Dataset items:
-- Start --

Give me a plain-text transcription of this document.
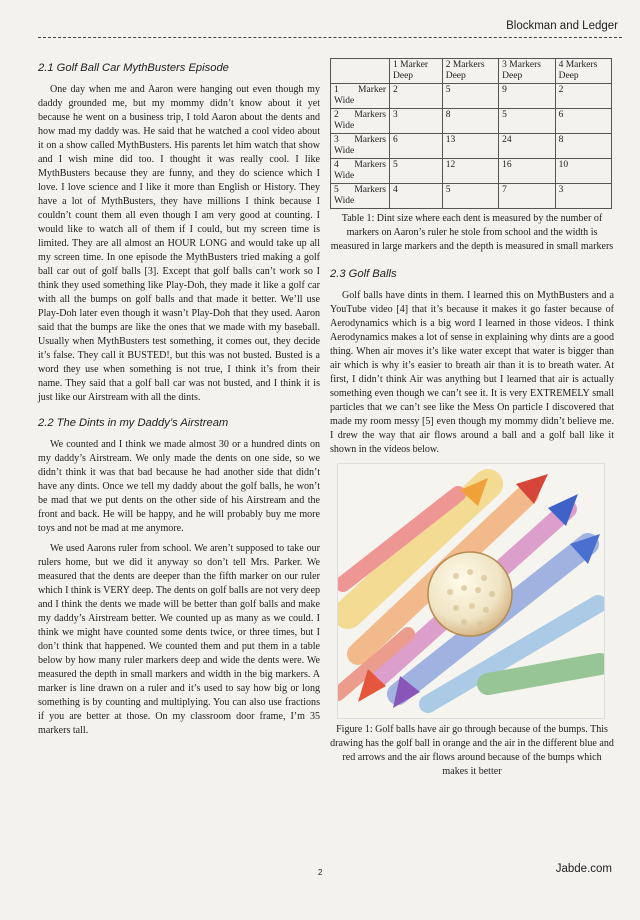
Blockman and Ledger
2.1 Golf Ball Car MythBusters Episode

One day when me and Aaron were hanging out even though my daddy grounded me, but my mommy didn’t know about it yet because he went on a business trip, I told Aaron about the dents and how mad my daddy was. He said that he watched a cool video about it on a show called MythBusters. His parents let him watch that show and I wish mine did too. I thought it was really cool. I like MythBusters because they are funny, and they do science which I love. I love science and I like it more than English or History. They have a lot of MythBusters, they have millions I think because I couldn’t count them all even though I am very good at counting. I would like to watch all of them if I could, but my screen time is limited. They are all almost an HOUR LONG and would take up all my screen time. In one episode the MythBusters tried making a golf ball car out of golf balls [3]. Except that golf balls can’t work so I think they used something like Play-Doh, they made it like a golf car with all the bumps on golf balls and that made it better. We’ll use Play-Doh later even though it wasn’t Play-Doh that they used. Aaron said that the bumps are like the ones that we made with my baseball. Usually when MythBusters test something, it comes out, they decide it’s false. They call it BUSTED!, but this was not busted. Busted is a word they use when something is not true, I think it’s from their name. They said that a golf ball car was not busted, and I think it is just like our Airstream with all the dints.

2.2 The Dints in my Daddy’s Airstream

We counted and I think we made almost 30 or a hundred dints on my daddy’s Airstream. We only made the dents on one side, so we didn’t think it was that bad because he had another side that didn’t have any dints. Once we tell my daddy about the golf balls, he won’t be mad that we put dents on the other side of his Airstream and the front and back. He will be happy, and he will probably buy me more toys and not be mad at me anymore.

We used Aarons ruler from school. We aren’t supposed to take our rulers home, but we did it anyway so don’t tell Mrs. Parker. We measured that the dents are deeper than the fifth marker on our ruler which I think is VERY deep. The dents on golf balls are not very deep and I think the dents we made will be better than golf balls and make my daddy’s Airstream better. We counted up as many as we could. I think we might have counted some dents twice, or three times, but I don’t think that happened. We counted them and put them in a table below by how many ruler markers deep and wide the dents were. We measured the depth in small markers and width in the big markers. A marker is line drawn on a ruler and it’s used to say how big or long something is by counting and multiplying. You can also use fractions if you are better at those. On my classroom door frame, I’m 35 markers tall.

	1 Marker Deep	2 Markers Deep	3 Markers Deep	4 Markers Deep
1 Marker Wide	2	5	9	2
2 Markers Wide	3	8	5	6
3 Markers Wide	6	13	24	8
4 Markers Wide	5	12	16	10
5 Markers Wide	4	5	7	3
Table 1: Dint size where each dent is measured by the number of markers on Aaron’s ruler he stole from school and the width is measured in large markers and the depth is measured in small markers
2.3 Golf Balls

Golf balls have dints in them. I learned this on MythBusters and a YouTube video [4] that it’s because it makes it go faster because of Aerodynamics which is a big word I learned in those videos. I think Aerodynamics makes a lot of sense in explaining why dints are a good thing. When air moves it’s like water except that water is bigger than air which is why it’s easier to breath air than it is to breath water. At first, I didn’t think Air was anything but I learned that air is actually something even though we can’t see it. It is very EXTREMELY small particles that we can’t see like the Mess On particle I discovered that made my room messy [5] even though my mommy didn’t believe me. I drew the way that air flows around a ball and a golf ball like it shown in the videos below.

Figure 1: Golf balls have air go through because of the bumps. This drawing has the golf ball in orange and the air in the different blue and red arrows and the air flows around because of the bumps which makes it better
2	Jabde.com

-- End --

Goal of the exercise: In the entries above, identify every line with the string "flows".

Exercise answer:
Golf balls have dints in them. I learned this on MythBusters and a YouTube video [4] that it’s because it makes it go faster because of Aerodynamics which is a big word I learned in those videos. I think Aerodynamics makes a lot of sense in explaining why dints are a good thing. When air moves it’s like water except that water is bigger than air which is why it’s easier to breath air than it is to breath water. At first, I didn’t think Air was anything but I learned that air is actually something even though we can’t see it. It is very EXTREMELY small particles that we can’t see like the Mess On particle I discovered that made my room messy [5] even though my mommy didn’t believe me. I drew the way that air flows around a ball and a golf ball like it shown in the videos below.
Figure 1: Golf balls have air go through because of the bumps. This drawing has the golf ball in orange and the air in the different blue and red arrows and the air flows around because of the bumps which makes it better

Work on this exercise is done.